__STATED EXERCISE__:
Each line of the listing that contains the word "text" is to be copied.

__Dataset items__:
··········
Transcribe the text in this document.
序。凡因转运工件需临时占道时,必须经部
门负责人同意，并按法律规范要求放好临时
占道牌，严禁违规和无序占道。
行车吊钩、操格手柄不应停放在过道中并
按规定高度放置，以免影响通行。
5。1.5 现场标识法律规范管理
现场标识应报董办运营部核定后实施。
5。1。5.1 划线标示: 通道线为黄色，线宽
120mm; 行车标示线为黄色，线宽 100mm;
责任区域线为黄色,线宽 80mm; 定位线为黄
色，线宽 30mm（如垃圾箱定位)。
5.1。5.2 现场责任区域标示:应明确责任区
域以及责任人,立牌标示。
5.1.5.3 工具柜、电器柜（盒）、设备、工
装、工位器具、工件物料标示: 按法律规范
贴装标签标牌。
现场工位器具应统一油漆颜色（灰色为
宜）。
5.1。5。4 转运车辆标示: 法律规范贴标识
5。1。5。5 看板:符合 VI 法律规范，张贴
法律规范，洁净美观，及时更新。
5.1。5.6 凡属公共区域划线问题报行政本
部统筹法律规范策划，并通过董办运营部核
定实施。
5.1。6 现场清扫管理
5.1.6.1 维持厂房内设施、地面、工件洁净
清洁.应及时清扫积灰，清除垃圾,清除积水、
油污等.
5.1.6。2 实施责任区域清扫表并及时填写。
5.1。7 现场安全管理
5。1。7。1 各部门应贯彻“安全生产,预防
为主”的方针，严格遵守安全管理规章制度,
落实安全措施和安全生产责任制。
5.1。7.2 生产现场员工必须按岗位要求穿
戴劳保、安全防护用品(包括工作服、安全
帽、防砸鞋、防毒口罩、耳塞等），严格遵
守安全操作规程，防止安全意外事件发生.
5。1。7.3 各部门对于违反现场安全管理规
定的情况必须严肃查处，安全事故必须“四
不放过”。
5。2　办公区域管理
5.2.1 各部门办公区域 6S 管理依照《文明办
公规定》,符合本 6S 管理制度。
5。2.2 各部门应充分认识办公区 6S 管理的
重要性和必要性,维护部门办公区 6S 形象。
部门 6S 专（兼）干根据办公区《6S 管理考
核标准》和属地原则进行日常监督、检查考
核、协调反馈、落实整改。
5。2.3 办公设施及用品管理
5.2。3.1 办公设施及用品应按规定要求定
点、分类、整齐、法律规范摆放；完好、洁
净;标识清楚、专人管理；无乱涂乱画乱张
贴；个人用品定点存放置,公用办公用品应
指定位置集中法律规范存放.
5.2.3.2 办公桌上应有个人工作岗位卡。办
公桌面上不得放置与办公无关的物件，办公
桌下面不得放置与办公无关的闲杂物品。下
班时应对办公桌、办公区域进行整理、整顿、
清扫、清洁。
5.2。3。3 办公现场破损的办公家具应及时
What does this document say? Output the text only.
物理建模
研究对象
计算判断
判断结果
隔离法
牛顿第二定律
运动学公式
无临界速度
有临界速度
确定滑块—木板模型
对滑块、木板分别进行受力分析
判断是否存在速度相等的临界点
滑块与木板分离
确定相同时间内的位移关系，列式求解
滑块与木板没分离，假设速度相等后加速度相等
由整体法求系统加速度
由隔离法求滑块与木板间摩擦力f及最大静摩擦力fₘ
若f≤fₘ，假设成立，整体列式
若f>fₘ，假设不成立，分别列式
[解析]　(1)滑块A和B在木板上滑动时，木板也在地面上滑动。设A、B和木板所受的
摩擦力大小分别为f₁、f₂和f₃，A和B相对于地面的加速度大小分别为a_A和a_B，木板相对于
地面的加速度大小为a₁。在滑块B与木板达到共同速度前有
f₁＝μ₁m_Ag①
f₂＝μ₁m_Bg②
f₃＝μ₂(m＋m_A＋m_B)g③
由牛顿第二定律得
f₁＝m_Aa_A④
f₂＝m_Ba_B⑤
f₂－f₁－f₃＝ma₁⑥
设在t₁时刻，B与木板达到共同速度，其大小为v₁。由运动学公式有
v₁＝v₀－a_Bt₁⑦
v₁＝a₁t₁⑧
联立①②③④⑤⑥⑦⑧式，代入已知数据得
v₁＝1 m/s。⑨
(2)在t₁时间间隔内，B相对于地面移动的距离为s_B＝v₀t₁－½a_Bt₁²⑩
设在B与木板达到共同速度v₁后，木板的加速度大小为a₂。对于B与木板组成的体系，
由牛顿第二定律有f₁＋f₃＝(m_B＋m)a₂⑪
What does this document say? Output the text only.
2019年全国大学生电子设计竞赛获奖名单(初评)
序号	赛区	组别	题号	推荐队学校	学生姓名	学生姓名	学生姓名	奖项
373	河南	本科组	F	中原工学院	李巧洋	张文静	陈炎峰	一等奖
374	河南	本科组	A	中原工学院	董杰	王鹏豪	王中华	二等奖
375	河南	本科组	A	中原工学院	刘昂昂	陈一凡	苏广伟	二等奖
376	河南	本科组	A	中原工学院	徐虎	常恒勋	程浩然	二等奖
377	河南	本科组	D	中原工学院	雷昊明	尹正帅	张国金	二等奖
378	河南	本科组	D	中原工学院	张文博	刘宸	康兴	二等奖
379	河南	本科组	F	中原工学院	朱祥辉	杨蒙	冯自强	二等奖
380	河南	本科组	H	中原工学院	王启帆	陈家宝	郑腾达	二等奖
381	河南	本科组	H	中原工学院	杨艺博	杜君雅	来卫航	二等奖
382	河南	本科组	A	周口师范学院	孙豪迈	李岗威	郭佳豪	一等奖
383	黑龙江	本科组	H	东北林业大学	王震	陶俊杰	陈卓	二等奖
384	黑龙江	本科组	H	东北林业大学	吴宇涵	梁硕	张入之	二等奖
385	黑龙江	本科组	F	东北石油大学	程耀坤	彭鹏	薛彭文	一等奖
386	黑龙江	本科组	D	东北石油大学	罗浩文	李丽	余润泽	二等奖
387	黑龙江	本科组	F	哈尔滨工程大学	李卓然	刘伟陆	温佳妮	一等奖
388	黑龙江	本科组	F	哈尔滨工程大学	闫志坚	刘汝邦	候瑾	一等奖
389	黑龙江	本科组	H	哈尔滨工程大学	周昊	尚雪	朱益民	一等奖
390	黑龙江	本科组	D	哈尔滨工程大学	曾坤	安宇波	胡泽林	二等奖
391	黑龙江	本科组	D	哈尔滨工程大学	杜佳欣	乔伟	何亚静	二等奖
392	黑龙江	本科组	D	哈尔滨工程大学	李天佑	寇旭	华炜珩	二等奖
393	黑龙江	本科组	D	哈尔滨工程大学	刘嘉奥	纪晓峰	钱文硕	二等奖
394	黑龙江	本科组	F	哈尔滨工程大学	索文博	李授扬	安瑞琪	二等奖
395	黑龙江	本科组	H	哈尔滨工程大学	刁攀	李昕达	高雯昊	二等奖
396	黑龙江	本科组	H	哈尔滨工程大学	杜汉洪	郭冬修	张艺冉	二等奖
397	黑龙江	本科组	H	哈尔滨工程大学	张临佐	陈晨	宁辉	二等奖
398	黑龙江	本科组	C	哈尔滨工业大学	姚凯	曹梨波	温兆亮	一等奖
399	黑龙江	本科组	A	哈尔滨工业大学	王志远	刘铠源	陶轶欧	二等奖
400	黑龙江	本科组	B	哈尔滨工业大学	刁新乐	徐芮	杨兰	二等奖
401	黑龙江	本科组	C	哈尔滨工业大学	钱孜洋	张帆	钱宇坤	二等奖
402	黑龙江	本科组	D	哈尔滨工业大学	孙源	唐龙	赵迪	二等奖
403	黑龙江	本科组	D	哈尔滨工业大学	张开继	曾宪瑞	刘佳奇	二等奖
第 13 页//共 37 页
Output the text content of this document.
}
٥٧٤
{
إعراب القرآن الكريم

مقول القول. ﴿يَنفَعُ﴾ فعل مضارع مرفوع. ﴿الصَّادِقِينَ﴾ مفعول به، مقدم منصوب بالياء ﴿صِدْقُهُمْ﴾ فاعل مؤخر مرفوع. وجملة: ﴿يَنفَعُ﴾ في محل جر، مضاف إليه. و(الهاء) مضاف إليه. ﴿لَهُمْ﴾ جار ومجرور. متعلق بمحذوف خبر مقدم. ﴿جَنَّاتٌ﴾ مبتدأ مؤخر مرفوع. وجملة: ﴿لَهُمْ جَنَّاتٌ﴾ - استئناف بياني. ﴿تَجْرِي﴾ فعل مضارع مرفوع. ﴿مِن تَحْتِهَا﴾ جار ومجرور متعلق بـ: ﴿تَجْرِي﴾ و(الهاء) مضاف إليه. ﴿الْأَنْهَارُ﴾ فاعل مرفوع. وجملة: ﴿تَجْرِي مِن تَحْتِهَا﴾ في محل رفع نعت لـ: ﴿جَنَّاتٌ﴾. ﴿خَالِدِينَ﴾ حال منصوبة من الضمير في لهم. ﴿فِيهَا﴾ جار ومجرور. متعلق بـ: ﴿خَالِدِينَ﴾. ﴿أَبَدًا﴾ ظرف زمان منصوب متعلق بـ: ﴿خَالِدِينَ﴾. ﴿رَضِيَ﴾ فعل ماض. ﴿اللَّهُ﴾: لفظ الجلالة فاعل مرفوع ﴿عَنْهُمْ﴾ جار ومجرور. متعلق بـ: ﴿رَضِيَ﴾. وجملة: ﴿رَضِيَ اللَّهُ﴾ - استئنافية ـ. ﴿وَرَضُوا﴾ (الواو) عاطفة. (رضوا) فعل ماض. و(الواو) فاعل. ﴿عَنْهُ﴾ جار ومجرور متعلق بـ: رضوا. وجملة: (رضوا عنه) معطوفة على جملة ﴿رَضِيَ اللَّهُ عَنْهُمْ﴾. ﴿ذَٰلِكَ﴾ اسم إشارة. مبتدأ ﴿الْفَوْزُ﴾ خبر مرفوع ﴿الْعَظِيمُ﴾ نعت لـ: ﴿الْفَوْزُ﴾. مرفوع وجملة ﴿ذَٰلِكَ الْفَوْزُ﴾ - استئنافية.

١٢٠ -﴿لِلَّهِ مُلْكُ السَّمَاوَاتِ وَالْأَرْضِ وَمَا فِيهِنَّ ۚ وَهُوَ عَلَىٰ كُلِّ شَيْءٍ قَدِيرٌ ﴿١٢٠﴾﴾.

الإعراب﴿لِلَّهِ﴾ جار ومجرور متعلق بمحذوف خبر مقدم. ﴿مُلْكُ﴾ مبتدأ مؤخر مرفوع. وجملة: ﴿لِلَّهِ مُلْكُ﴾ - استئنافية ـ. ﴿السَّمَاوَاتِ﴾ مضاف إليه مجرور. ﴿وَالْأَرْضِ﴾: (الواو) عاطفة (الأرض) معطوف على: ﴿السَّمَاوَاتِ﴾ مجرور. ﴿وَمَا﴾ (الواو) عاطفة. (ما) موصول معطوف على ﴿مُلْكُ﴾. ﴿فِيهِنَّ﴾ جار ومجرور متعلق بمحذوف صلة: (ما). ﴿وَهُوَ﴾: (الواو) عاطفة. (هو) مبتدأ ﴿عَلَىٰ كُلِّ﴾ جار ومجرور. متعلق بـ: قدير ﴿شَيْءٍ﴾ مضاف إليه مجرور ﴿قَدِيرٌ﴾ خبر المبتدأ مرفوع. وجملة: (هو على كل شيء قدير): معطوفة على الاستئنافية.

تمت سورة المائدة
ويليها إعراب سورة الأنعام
··········
__SOLUTION FOR THIS TASK__:
Transcribe the text in this document.
What does this document say? Output the text only.
What does this document say? Output the text only.
Output the text content of this document.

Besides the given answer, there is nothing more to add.